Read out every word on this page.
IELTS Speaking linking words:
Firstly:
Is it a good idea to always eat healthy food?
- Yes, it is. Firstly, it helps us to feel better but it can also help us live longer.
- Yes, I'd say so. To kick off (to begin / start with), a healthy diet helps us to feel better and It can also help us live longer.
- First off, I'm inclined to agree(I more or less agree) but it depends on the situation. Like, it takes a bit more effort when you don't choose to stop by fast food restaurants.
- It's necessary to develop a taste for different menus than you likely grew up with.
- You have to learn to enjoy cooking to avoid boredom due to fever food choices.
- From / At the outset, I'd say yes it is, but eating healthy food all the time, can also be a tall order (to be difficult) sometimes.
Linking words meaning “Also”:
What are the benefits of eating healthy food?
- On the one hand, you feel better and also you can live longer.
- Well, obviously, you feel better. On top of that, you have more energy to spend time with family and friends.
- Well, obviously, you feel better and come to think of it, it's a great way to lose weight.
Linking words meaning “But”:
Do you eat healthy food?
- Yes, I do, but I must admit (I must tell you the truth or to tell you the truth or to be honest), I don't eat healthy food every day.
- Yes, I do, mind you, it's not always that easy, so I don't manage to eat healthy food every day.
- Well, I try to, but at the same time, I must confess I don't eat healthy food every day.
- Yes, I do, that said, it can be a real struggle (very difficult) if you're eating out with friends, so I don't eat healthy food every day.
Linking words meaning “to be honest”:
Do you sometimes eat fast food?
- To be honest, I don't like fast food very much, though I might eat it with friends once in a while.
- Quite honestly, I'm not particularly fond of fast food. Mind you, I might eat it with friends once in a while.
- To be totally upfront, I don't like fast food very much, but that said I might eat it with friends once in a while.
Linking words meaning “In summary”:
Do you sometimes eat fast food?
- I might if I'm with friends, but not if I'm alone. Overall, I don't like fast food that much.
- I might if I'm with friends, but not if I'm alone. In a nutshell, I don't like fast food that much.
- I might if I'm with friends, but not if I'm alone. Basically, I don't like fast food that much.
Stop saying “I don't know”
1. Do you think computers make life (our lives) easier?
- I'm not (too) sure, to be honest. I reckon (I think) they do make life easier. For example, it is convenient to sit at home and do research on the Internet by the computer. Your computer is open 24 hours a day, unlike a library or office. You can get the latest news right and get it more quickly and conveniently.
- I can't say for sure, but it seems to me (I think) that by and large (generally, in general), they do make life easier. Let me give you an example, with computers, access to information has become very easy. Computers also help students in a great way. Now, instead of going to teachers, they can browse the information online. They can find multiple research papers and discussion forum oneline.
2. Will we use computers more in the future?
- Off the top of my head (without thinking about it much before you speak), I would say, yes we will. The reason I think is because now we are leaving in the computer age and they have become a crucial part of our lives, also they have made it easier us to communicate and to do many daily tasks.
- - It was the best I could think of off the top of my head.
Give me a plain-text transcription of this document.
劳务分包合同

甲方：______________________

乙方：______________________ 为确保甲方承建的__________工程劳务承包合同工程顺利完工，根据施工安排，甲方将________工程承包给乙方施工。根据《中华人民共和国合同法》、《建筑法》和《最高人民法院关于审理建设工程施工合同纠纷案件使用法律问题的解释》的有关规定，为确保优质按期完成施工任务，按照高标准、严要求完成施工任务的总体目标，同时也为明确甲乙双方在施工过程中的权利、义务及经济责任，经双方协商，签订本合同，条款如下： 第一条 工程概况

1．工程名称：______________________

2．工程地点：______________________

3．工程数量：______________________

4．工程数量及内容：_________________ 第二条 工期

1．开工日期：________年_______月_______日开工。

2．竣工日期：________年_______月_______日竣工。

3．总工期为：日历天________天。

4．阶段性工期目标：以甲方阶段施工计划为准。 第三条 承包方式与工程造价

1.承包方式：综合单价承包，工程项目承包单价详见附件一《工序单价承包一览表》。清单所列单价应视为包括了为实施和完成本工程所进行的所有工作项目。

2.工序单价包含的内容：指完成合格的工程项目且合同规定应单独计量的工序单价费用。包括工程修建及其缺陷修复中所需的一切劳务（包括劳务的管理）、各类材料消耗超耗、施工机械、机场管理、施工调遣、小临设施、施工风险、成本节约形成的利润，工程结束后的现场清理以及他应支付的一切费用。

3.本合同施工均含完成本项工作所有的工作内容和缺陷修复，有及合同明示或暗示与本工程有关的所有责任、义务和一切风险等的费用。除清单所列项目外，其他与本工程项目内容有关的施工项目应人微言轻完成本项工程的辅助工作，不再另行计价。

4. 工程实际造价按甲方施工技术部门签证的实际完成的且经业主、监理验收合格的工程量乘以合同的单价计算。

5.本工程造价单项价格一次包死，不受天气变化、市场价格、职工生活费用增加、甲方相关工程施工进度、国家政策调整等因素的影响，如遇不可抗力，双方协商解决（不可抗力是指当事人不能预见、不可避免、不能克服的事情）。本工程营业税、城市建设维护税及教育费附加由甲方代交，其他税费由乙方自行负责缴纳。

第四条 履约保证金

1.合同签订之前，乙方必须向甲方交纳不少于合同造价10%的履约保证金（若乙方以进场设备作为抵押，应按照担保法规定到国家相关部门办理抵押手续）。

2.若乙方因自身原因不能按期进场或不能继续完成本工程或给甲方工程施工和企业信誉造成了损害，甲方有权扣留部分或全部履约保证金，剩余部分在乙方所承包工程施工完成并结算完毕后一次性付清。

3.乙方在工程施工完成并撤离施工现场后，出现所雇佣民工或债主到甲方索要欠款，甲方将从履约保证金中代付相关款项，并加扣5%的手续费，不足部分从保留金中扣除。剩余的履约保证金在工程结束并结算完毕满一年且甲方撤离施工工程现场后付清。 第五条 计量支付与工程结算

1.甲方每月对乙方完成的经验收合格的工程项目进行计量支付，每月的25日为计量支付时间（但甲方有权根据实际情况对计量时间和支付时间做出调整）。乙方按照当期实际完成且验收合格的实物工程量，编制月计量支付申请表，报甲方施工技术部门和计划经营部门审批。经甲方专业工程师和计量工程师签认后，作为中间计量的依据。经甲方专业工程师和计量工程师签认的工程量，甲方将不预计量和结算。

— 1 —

▬▬▬▬▬▬

THE EXERCISE:
Output the full listing without altering anything.

WRITTEN SOLUTION:
Read out every word on this page.
IELTS Speaking linking words:
Firstly:
Is it a good idea to always eat healthy food?
- Yes, it is. Firstly, it helps us to feel better but it can also help us live longer.
- Yes, I'd say so. To kick off (to begin / start with), a healthy diet helps us to feel better and It can also help us live longer.
- First off, I'm inclined to agree(I more or less agree) but it depends on the situation. Like, it takes a bit more effort when you don't choose to stop by fast food restaurants.
- It's necessary to develop a taste for different menus than you likely grew up with.
- You have to learn to enjoy cooking to avoid boredom due to fever food choices.
- From / At the outset, I'd say yes it is, but eating healthy food all the time, can also be a tall order (to be difficult) sometimes.
Linking words meaning “Also”:
What are the benefits of eating healthy food?
- On the one hand, you feel better and also you can live longer.
- Well, obviously, you feel better. On top of that, you have more energy to spend time with family and friends.
- Well, obviously, you feel better and come to think of it, it's a great way to lose weight.
Linking words meaning “But”:
Do you eat healthy food?
- Yes, I do, but I must admit (I must tell you the truth or to tell you the truth or to be honest), I don't eat healthy food every day.
- Yes, I do, mind you, it's not always that easy, so I don't manage to eat healthy food every day.
- Well, I try to, but at the same time, I must confess I don't eat healthy food every day.
- Yes, I do, that said, it can be a real struggle (very difficult) if you're eating out with friends, so I don't eat healthy food every day.
Linking words meaning “to be honest”:
Do you sometimes eat fast food?
- To be honest, I don't like fast food very much, though I might eat it with friends once in a while.
- Quite honestly, I'm not particularly fond of fast food. Mind you, I might eat it with friends once in a while.
- To be totally upfront, I don't like fast food very much, but that said I might eat it with friends once in a while.
Linking words meaning “In summary”:
Do you sometimes eat fast food?
- I might if I'm with friends, but not if I'm alone. Overall, I don't like fast food that much.
- I might if I'm with friends, but not if I'm alone. In a nutshell, I don't like fast food that much.
- I might if I'm with friends, but not if I'm alone. Basically, I don't like fast food that much.
Stop saying “I don't know”
1. Do you think computers make life (our lives) easier?
- I'm not (too) sure, to be honest. I reckon (I think) they do make life easier. For example, it is convenient to sit at home and do research on the Internet by the computer. Your computer is open 24 hours a day, unlike a library or office. You can get the latest news right and get it more quickly and conveniently.
- I can't say for sure, but it seems to me (I think) that by and large (generally, in general), they do make life easier. Let me give you an example, with computers, access to information has become very easy. Computers also help students in a great way. Now, instead of going to teachers, they can browse the information online. They can find multiple research papers and discussion forum oneline.
2. Will we use computers more in the future?
- Off the top of my head (without thinking about it much before you speak), I would say, yes we will. The reason I think is because now we are leaving in the computer age and they have become a crucial part of our lives, also they have made it easier us to communicate and to do many daily tasks.
- - It was the best I could think of off the top of my head.
Give me a plain-text transcription of this document.
劳务分包合同

甲方：______________________

乙方：______________________ 为确保甲方承建的__________工程劳务承包合同工程顺利完工，根据施工安排，甲方将________工程承包给乙方施工。根据《中华人民共和国合同法》、《建筑法》和《最高人民法院关于审理建设工程施工合同纠纷案件使用法律问题的解释》的有关规定，为确保优质按期完成施工任务，按照高标准、严要求完成施工任务的总体目标，同时也为明确甲乙双方在施工过程中的权利、义务及经济责任，经双方协商，签订本合同，条款如下： 第一条 工程概况

1．工程名称：______________________

2．工程地点：______________________

3．工程数量：______________________

4．工程数量及内容：_________________ 第二条 工期

1．开工日期：________年_______月_______日开工。

2．竣工日期：________年_______月_______日竣工。

3．总工期为：日历天________天。

4．阶段性工期目标：以甲方阶段施工计划为准。 第三条 承包方式与工程造价

1.承包方式：综合单价承包，工程项目承包单价详见附件一《工序单价承包一览表》。清单所列单价应视为包括了为实施和完成本工程所进行的所有工作项目。

2.工序单价包含的内容：指完成合格的工程项目且合同规定应单独计量的工序单价费用。包括工程修建及其缺陷修复中所需的一切劳务（包括劳务的管理）、各类材料消耗超耗、施工机械、机场管理、施工调遣、小临设施、施工风险、成本节约形成的利润，工程结束后的现场清理以及他应支付的一切费用。

3.本合同施工均含完成本项工作所有的工作内容和缺陷修复，有及合同明示或暗示与本工程有关的所有责任、义务和一切风险等的费用。除清单所列项目外，其他与本工程项目内容有关的施工项目应人微言轻完成本项工程的辅助工作，不再另行计价。

4. 工程实际造价按甲方施工技术部门签证的实际完成的且经业主、监理验收合格的工程量乘以合同的单价计算。

5.本工程造价单项价格一次包死，不受天气变化、市场价格、职工生活费用增加、甲方相关工程施工进度、国家政策调整等因素的影响，如遇不可抗力，双方协商解决（不可抗力是指当事人不能预见、不可避免、不能克服的事情）。本工程营业税、城市建设维护税及教育费附加由甲方代交，其他税费由乙方自行负责缴纳。

第四条 履约保证金

1.合同签订之前，乙方必须向甲方交纳不少于合同造价10%的履约保证金（若乙方以进场设备作为抵押，应按照担保法规定到国家相关部门办理抵押手续）。

2.若乙方因自身原因不能按期进场或不能继续完成本工程或给甲方工程施工和企业信誉造成了损害，甲方有权扣留部分或全部履约保证金，剩余部分在乙方所承包工程施工完成并结算完毕后一次性付清。

3.乙方在工程施工完成并撤离施工现场后，出现所雇佣民工或债主到甲方索要欠款，甲方将从履约保证金中代付相关款项，并加扣5%的手续费，不足部分从保留金中扣除。剩余的履约保证金在工程结束并结算完毕满一年且甲方撤离施工工程现场后付清。 第五条 计量支付与工程结算

1.甲方每月对乙方完成的经验收合格的工程项目进行计量支付，每月的25日为计量支付时间（但甲方有权根据实际情况对计量时间和支付时间做出调整）。乙方按照当期实际完成且验收合格的实物工程量，编制月计量支付申请表，报甲方施工技术部门和计划经营部门审批。经甲方专业工程师和计量工程师签认后，作为中间计量的依据。经甲方专业工程师和计量工程师签认的工程量，甲方将不预计量和结算。

— 1 —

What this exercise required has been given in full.